Short problem: Exclude all pictures, then copy each of the records exactly as written.
━━━━━━━━
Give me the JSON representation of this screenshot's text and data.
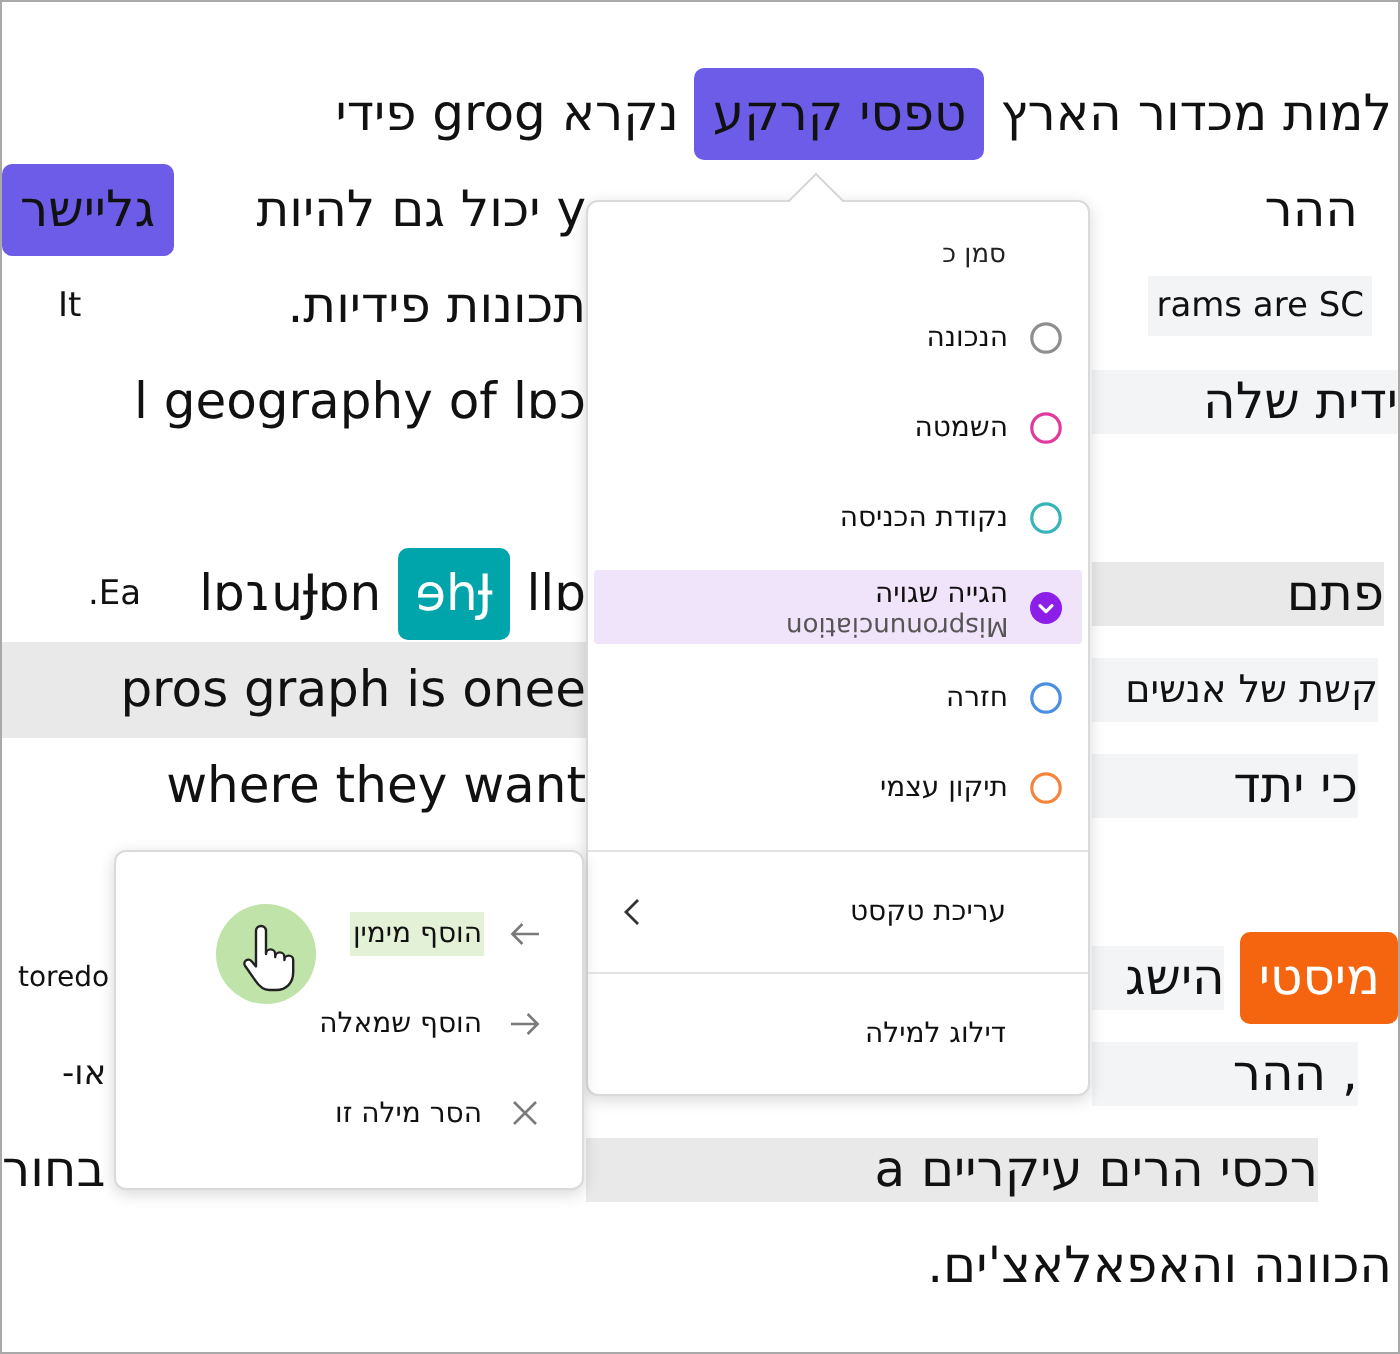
{
  "document": {
    "lines": [
      {
        "right": [
          {
            "text": "למות מכדור הארץ",
            "kind": "plain"
          },
          {
            "text": "טפסי קרקע",
            "kind": "chip",
            "color": "#6c5ce7",
            "light_text": false
          },
          {
            "text": "נקרא grog פידי",
            "kind": "plain"
          }
        ]
      },
      {
        "left": [
          {
            "text": "y יכול גם להיות",
            "kind": "plain"
          },
          {
            "text": "גליישר",
            "kind": "chip",
            "color": "#6c5ce7",
            "light_text": false
          }
        ],
        "right": [
          {
            "text": "ההר",
            "kind": "plain"
          }
        ]
      },
      {
        "left": [
          {
            "text": "תכונות פידיות.",
            "kind": "plain"
          },
          {
            "text": "It",
            "kind": "plain"
          }
        ],
        "right": [
          {
            "text": "rams are SC",
            "kind": "shaded"
          }
        ]
      },
      {
        "left": [
          {
            "text": "lɒɔ",
            "kind": "plain"
          },
          {
            "text": "l geography of",
            "kind": "plain"
          }
        ],
        "right": [
          {
            "text": "ידית שלה",
            "kind": "shaded"
          }
        ]
      },
      {
        "left": [
          {
            "text": "llɒ",
            "kind": "plain"
          },
          {
            "text": "ɘhɈ",
            "kind": "chip",
            "color": "#00a5ac",
            "light_text": true
          },
          {
            "text": "lɒɿuɈɒn",
            "kind": "plain"
          },
          {
            "text": "Ea.",
            "kind": "plain"
          }
        ],
        "right": [
          {
            "text": "פתם",
            "kind": "band"
          }
        ]
      },
      {
        "left": [
          {
            "text": "pros graph is onee",
            "kind": "band"
          }
        ],
        "right": [
          {
            "text": "קשת של אנשים",
            "kind": "shaded"
          }
        ]
      },
      {
        "left": [
          {
            "text": "where they want",
            "kind": "plain"
          }
        ],
        "right": [
          {
            "text": "כי יתד",
            "kind": "shaded"
          }
        ]
      },
      {
        "left": [
          {
            "text": "toredo",
            "kind": "plain"
          }
        ],
        "right": [
          {
            "text": "מיסטי",
            "kind": "chip",
            "color": "#f5650f",
            "light_text": true
          },
          {
            "text": "הישג",
            "kind": "shaded"
          }
        ]
      },
      {
        "left": [
          {
            "text": "או-",
            "kind": "plain"
          }
        ],
        "right": [
          {
            "text": ", ההר",
            "kind": "shaded"
          }
        ]
      },
      {
        "left": [
          {
            "text": "בחור",
            "kind": "plain"
          }
        ],
        "right": [
          {
            "text": "רכסי הרים עיקריים a",
            "kind": "band"
          }
        ]
      },
      {
        "right": [
          {
            "text": "הכוונה והאפאלאצ'ים.",
            "kind": "plain"
          }
        ]
      }
    ]
  },
  "main_menu": {
    "heading": "סמן כ",
    "categories": [
      {
        "label": "הנכונה",
        "color": "#8e8e8e",
        "selected": false
      },
      {
        "label": "השמטה",
        "color": "#e3399e",
        "selected": false
      },
      {
        "label": "נקודת הכניסה",
        "color": "#36b5b8",
        "selected": false
      },
      {
        "label": "הגייה שגויה",
        "color": "#8c1ee8",
        "selected": true,
        "flipped_text": "Mispronunciation"
      },
      {
        "label": "חזרה",
        "color": "#4a8fe0",
        "selected": false
      },
      {
        "label": "תיקון עצמי",
        "color": "#f5843d",
        "selected": false
      }
    ],
    "actions": [
      {
        "label": "עריכת טקסט",
        "kind": "submenu",
        "expanded": true,
        "items": [
          {
            "label": "הוסף מימין",
            "kind": "prepend",
            "highlighted": true
          },
          {
            "label": "הוסף שמאלה",
            "kind": "append",
            "highlighted": false
          },
          {
            "label": "הסר מילה זו",
            "kind": "remove",
            "highlighted": false
          }
        ]
      },
      {
        "label": "דילוג למילה",
        "kind": "command"
      }
    ]
  }
}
━━━━━━━━
Result:
Give me the JSON representation of this screenshot's text and data.
{
  "document": {
    "lines": [
      {
        "right": [
          {
            "text": "למות מכדור הארץ",
            "kind": "plain"
          },
          {
            "text": "טפסי קרקע",
            "kind": "chip",
            "color": "#6c5ce7",
            "light_text": false
          },
          {
            "text": "נקרא grog פידי",
            "kind": "plain"
          }
        ]
      },
      {
        "left": [
          {
            "text": "y יכול גם להיות",
            "kind": "plain"
          },
          {
            "text": "גליישר",
            "kind": "chip",
            "color": "#6c5ce7",
            "light_text": false
          }
        ],
        "right": [
          {
            "text": "ההר",
            "kind": "plain"
          }
        ]
      },
      {
        "left": [
          {
            "text": "תכונות פידיות.",
            "kind": "plain"
          },
          {
            "text": "It",
            "kind": "plain"
          }
        ],
        "right": [
          {
            "text": "rams are SC",
            "kind": "shaded"
          }
        ]
      },
      {
        "left": [
          {
            "text": "lɒɔ",
            "kind": "plain"
          },
          {
            "text": "l geography of",
            "kind": "plain"
          }
        ],
        "right": [
          {
            "text": "ידית שלה",
            "kind": "shaded"
          }
        ]
      },
      {
        "left": [
          {
            "text": "llɒ",
            "kind": "plain"
          },
          {
            "text": "ɘhɈ",
            "kind": "chip",
            "color": "#00a5ac",
            "light_text": true
          },
          {
            "text": "lɒɿuɈɒn",
            "kind": "plain"
          },
          {
            "text": "Ea.",
            "kind": "plain"
          }
        ],
        "right": [
          {
            "text": "פתם",
            "kind": "band"
          }
        ]
      },
      {
        "left": [
          {
            "text": "pros graph is onee",
            "kind": "band"
          }
        ],
        "right": [
          {
            "text": "קשת של אנשים",
            "kind": "shaded"
          }
        ]
      },
      {
        "left": [
          {
            "text": "where they want",
            "kind": "plain"
          }
        ],
        "right": [
          {
            "text": "כי יתד",
            "kind": "shaded"
          }
        ]
      },
      {
        "left": [
          {
            "text": "toredo",
            "kind": "plain"
          }
        ],
        "right": [
          {
            "text": "מיסטי",
            "kind": "chip",
            "color": "#f5650f",
            "light_text": true
          },
          {
            "text": "הישג",
            "kind": "shaded"
          }
        ]
      },
      {
        "left": [
          {
            "text": "או-",
            "kind": "plain"
          }
        ],
        "right": [
          {
            "text": ", ההר",
            "kind": "shaded"
          }
        ]
      },
      {
        "left": [
          {
            "text": "בחור",
            "kind": "plain"
          }
        ],
        "right": [
          {
            "text": "רכסי הרים עיקריים a",
            "kind": "band"
          }
        ]
      },
      {
        "right": [
          {
            "text": "הכוונה והאפאלאצ'ים.",
            "kind": "plain"
          }
        ]
      }
    ]
  },
  "main_menu": {
    "heading": "סמן כ",
    "categories": [
      {
        "label": "הנכונה",
        "color": "#8e8e8e",
        "selected": false
      },
      {
        "label": "השמטה",
        "color": "#e3399e",
        "selected": false
      },
      {
        "label": "נקודת הכניסה",
        "color": "#36b5b8",
        "selected": false
      },
      {
        "label": "הגייה שגויה",
        "color": "#8c1ee8",
        "selected": true,
        "flipped_text": "Mispronunciation"
      },
      {
        "label": "חזרה",
        "color": "#4a8fe0",
        "selected": false
      },
      {
        "label": "תיקון עצמי",
        "color": "#f5843d",
        "selected": false
      }
    ],
    "actions": [
      {
        "label": "עריכת טקסט",
        "kind": "submenu",
        "expanded": true,
        "items": [
          {
            "label": "הוסף מימין",
            "kind": "prepend",
            "highlighted": true
          },
          {
            "label": "הוסף שמאלה",
            "kind": "append",
            "highlighted": false
          },
          {
            "label": "הסר מילה זו",
            "kind": "remove",
            "highlighted": false
          }
        ]
      },
      {
        "label": "דילוג למילה",
        "kind": "command"
      }
    ]
  }
}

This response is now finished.